(Records from a data source)

● ● ● ● ● ● ●

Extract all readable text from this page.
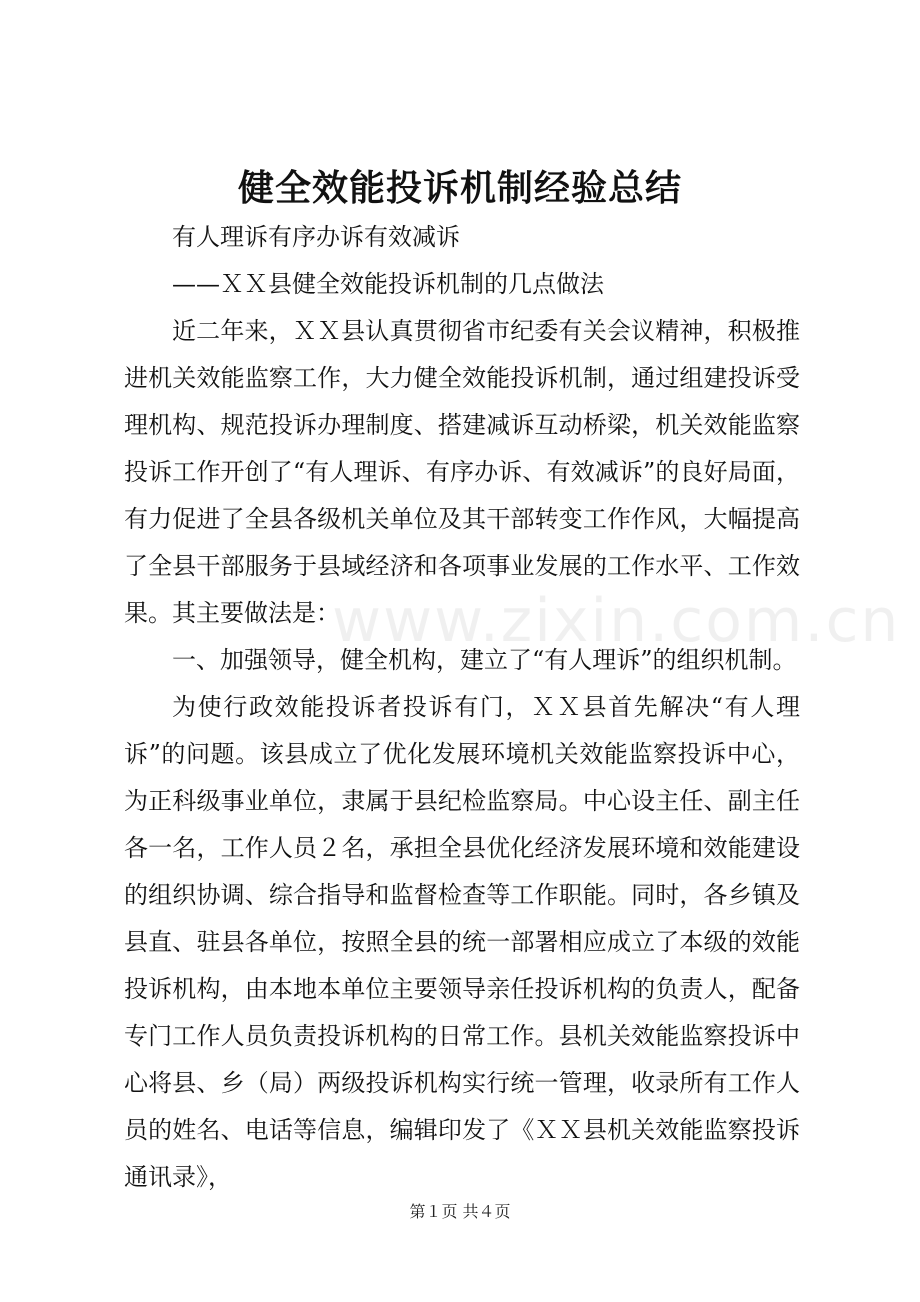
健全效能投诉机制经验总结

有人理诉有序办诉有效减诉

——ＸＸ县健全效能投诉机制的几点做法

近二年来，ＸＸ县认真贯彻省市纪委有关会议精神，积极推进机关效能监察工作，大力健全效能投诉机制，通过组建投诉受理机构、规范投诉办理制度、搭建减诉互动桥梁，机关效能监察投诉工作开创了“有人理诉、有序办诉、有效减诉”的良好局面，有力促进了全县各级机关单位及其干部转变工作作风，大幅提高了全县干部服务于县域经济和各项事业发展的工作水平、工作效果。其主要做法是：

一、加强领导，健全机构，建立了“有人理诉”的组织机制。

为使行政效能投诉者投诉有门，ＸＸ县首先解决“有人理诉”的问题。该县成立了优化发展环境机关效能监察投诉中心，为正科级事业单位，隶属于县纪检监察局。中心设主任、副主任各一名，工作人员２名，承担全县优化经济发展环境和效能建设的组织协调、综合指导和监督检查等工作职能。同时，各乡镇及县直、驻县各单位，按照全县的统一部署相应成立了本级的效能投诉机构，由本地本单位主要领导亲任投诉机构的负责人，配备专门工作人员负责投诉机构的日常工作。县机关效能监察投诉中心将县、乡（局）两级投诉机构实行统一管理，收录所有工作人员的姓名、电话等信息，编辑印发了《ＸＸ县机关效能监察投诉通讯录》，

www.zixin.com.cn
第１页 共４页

● ● ● ● ● ● ●

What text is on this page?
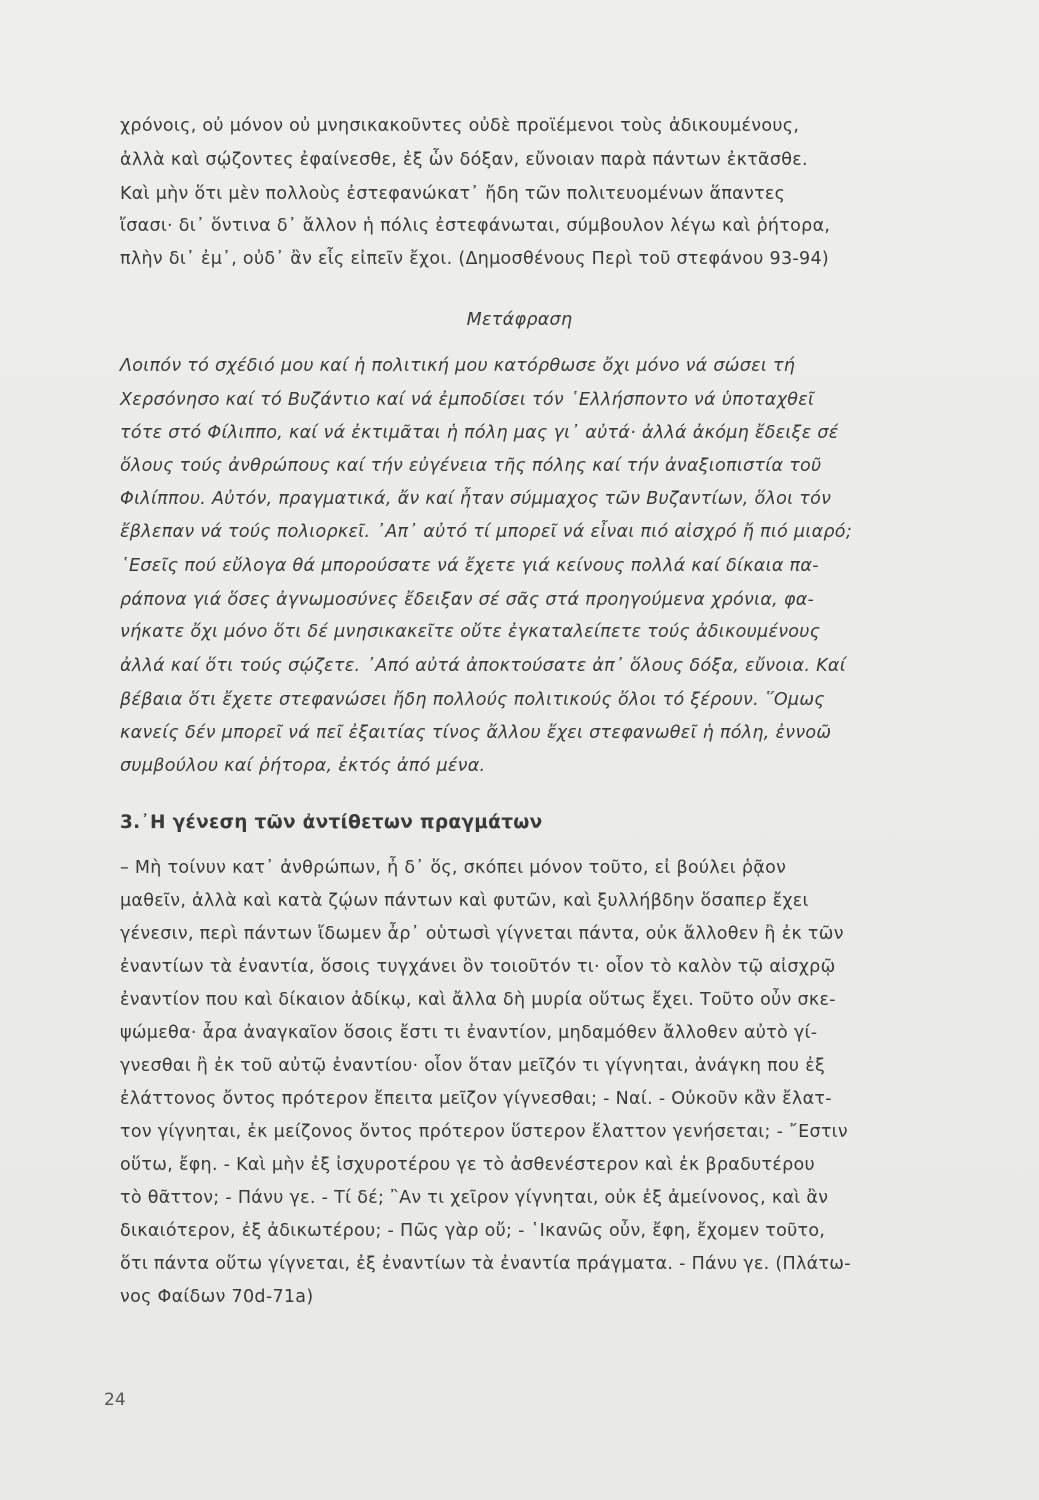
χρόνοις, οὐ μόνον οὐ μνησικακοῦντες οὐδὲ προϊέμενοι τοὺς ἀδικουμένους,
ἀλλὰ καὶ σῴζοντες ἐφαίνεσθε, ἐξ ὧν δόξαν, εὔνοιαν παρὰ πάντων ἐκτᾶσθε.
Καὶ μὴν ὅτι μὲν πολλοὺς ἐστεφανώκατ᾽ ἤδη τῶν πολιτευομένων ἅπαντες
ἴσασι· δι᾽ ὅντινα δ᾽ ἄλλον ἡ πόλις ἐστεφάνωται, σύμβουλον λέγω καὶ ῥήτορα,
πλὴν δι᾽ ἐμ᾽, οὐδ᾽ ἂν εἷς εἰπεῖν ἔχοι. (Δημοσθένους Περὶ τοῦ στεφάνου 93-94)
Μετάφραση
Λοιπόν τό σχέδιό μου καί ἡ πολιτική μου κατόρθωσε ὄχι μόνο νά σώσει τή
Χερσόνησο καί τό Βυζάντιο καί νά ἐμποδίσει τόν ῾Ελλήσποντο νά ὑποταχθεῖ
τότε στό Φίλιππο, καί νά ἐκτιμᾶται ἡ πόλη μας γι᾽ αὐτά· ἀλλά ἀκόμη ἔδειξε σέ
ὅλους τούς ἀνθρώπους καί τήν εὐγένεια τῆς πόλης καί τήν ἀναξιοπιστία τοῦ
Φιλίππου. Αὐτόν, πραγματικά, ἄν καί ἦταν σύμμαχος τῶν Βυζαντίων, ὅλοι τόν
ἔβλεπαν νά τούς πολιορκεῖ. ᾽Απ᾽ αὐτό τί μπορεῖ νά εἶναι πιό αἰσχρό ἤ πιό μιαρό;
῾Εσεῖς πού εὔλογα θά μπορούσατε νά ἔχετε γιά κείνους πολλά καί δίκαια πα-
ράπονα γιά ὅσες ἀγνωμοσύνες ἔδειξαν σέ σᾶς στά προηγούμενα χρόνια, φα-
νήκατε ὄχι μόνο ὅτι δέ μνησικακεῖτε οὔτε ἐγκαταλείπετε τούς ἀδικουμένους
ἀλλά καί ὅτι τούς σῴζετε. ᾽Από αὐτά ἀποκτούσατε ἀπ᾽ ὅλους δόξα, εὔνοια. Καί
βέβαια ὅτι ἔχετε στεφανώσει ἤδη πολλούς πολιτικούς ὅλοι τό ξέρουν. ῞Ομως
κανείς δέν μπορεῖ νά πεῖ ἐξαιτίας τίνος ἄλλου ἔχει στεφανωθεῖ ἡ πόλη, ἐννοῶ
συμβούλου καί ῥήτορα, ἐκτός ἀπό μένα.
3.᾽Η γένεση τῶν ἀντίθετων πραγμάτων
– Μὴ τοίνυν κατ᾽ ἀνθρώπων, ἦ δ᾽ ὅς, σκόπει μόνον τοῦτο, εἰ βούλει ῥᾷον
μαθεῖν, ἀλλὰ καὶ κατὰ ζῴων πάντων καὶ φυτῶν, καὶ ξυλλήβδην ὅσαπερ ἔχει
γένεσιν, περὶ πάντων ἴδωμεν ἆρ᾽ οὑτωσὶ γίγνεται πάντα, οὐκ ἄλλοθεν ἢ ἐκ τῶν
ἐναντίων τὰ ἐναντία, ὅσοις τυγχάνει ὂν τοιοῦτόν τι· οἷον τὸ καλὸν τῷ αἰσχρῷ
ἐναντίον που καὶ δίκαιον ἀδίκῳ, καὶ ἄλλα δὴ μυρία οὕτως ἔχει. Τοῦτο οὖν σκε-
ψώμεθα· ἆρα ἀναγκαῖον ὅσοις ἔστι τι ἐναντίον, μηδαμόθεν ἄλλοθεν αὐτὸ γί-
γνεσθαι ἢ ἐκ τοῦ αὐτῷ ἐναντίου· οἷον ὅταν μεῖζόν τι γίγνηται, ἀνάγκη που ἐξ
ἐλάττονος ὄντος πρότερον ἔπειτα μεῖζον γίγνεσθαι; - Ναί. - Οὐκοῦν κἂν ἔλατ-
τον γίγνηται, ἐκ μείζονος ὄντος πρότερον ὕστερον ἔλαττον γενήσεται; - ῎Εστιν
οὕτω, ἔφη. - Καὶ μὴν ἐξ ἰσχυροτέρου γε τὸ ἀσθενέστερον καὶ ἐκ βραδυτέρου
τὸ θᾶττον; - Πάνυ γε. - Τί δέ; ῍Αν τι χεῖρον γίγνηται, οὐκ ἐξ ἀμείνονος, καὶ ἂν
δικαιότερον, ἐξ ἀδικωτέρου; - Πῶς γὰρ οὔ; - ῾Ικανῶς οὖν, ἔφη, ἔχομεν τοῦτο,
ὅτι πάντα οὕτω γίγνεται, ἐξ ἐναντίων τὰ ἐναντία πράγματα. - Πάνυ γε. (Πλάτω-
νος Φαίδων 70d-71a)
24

● ● ● ● ● ● ●

* INSTRUCTIONS FOR THE TASK *
Tally the lines in the records above that contain the word "ἄλλοθεν", and give only that number.

* PROBLEM SOLUTION *
2